PASSAGE PROVIDED:
----
The Hoito Restaurant is best known for the Finnish pancakes they serve to their customers. Thin and the size of a large dinner plate, they are eaten with maple syrup, strawberry sauce or a sprinkle of sugar. Known as lettu or lätty in Finnish, depending on what part of Finland one is from, they are one of the traditional Finnish foods served at the Hoito. Other items prepared include viili (a sour yogurt), Karelian pasty (karjalanpiirakka), Karelian hot pot (karjalanpaisti), salmon-potato casserole (lohiperunalaatikko), pulla (sweet cardamon bread), salted fish (suolakala), rice pudding (riisipuuro), fish soup (kalakeitto), pea soup (hernekeitto) and Vienna sausage (nakki).

Another well-known dish is mojakka, a stew of beef, potatoes and turnips that is seasoned with allspice. The word mojakka is not a Finnish word at all, but a term that was coined by the Hoito staff themselves.

==Co-operative restaurant==
Since the restaurant began in 1918, it has operated as a consumer co-operative along Rochdale Principles. Customers can buy yearly membership cards that enable them to vote at the Finnish Labour Temple annual general membership meeting, where the board of directors is chosen for one to two year terms. Workers maintain a degree of workers' self-management and organize their own work schedules.

==Customers==
The Hoito is a popular place with locals in Thunder Bay, with line-ups for breakfast on Saturday and Sunday mornings. Clientele from all walks of life can be found at the Hoito, ranging from students and blue collar workers, to visiting celebrities, politicians and newsmakers.

Until the 1970s, the dining room featured long communal tables, and customers were able to buy meal tickets. Today, the restaurant operates in a more conventional way, with individual tables and several small communal tables.
----
INFORMATION GIVEN:
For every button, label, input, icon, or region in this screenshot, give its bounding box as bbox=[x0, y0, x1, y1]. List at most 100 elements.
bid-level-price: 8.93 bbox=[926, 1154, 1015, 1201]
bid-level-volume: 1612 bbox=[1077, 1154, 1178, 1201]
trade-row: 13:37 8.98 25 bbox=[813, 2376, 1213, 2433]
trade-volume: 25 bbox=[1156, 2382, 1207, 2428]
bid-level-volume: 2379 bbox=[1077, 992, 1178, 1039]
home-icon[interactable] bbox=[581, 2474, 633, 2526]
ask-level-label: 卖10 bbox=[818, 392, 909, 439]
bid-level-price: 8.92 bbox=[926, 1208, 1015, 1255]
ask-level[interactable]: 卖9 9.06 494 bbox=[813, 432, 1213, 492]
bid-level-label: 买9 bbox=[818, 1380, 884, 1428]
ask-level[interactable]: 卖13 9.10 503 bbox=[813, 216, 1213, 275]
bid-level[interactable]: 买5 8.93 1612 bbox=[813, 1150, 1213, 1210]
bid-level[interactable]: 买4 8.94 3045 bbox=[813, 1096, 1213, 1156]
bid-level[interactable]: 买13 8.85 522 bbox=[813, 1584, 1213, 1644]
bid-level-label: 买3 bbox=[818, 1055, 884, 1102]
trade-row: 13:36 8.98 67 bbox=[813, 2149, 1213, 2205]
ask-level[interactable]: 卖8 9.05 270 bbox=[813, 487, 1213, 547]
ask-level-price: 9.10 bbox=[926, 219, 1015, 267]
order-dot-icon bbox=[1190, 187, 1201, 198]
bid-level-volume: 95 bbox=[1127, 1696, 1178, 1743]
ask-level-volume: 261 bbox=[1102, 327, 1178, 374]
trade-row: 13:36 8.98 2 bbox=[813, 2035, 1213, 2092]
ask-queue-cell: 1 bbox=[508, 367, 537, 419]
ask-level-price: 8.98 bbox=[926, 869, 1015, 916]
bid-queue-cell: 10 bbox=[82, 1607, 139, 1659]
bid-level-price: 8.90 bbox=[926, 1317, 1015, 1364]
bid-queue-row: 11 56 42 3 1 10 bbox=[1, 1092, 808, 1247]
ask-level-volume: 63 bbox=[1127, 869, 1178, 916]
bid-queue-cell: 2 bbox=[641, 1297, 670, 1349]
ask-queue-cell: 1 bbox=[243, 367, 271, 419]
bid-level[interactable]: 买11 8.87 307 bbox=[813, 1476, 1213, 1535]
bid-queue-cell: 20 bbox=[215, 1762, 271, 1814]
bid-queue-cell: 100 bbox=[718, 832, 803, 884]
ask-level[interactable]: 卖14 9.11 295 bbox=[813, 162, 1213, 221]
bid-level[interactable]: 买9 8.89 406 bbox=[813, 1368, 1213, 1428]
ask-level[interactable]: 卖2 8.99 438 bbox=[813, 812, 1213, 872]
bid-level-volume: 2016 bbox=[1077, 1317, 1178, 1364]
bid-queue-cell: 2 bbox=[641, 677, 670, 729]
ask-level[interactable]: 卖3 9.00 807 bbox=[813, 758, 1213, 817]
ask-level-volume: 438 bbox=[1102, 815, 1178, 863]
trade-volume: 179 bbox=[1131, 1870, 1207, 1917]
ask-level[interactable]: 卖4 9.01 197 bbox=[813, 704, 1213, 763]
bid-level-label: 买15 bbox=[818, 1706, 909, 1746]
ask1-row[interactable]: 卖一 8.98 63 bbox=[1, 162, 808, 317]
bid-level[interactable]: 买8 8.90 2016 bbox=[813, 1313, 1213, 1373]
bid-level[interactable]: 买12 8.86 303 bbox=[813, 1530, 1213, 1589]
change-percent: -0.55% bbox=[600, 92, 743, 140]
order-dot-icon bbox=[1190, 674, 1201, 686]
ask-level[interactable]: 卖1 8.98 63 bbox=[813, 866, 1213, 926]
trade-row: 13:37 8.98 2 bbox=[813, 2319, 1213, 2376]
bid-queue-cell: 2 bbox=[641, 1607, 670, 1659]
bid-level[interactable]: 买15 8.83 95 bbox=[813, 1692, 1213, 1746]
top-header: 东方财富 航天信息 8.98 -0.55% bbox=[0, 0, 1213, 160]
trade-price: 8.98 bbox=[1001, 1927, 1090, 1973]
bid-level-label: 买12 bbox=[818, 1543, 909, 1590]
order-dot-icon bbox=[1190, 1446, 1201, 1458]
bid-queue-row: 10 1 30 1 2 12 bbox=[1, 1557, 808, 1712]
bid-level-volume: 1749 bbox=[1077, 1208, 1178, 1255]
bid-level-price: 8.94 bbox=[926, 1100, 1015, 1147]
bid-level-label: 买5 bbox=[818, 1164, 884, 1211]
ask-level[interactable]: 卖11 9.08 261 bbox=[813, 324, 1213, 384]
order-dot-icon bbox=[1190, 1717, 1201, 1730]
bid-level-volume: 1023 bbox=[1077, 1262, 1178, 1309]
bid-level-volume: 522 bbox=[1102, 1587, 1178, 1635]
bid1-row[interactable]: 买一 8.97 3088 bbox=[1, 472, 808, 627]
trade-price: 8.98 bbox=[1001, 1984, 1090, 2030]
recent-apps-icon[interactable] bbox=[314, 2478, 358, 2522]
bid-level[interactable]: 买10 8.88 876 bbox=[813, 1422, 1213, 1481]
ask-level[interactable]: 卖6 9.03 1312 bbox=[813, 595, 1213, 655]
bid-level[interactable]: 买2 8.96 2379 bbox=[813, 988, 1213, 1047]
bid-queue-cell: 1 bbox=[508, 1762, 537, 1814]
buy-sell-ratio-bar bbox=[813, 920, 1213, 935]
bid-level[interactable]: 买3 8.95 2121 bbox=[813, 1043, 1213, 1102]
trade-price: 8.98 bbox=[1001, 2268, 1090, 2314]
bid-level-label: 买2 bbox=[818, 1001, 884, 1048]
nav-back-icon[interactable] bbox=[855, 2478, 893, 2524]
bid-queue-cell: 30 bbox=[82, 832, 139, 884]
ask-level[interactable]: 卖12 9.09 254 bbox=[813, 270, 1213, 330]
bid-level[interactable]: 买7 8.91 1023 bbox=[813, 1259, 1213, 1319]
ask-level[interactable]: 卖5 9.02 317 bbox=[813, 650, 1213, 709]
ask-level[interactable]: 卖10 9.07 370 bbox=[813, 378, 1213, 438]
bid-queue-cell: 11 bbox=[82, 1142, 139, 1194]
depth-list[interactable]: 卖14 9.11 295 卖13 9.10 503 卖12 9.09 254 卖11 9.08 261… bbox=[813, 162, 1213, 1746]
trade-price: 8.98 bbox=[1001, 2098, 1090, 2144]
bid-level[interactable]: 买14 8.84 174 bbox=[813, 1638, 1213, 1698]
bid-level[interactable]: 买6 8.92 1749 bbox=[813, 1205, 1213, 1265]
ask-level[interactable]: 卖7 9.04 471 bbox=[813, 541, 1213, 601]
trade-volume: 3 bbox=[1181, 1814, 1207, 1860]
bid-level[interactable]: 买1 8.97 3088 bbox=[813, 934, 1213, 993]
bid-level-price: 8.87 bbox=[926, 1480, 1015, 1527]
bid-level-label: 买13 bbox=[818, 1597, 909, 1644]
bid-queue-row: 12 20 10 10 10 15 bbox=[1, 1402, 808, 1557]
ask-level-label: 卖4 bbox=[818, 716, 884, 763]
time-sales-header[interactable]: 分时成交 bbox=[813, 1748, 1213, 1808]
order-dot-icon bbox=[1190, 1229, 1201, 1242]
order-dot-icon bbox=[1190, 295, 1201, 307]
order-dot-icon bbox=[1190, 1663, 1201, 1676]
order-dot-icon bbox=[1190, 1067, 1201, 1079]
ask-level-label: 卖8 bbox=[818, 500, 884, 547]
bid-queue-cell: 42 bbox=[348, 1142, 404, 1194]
----
EXERCISE REQUIREMENTS:
Retype the Hoito restaurant passage between "The Hoito Restaurant" and "Vienna sausage (nakki).", inclusive, without changing any of it.

ANSWER TO THIS EXERCISE:
The Hoito Restaurant is best known for the Finnish pancakes they serve to their customers. Thin and the size of a large dinner plate, they are eaten with maple syrup, strawberry sauce or a sprinkle of sugar. Known as lettu or lätty in Finnish, depending on what part of Finland one is from, they are one of the traditional Finnish foods served at the Hoito. Other items prepared include viili (a sour yogurt), Karelian pasty (karjalanpiirakka), Karelian hot pot (karjalanpaisti), salmon-potato casserole (lohiperunalaatikko), pulla (sweet cardamon bread), salted fish (suolakala), rice pudding (riisipuuro), fish soup (kalakeitto), pea soup (hernekeitto) and Vienna sausage (nakki).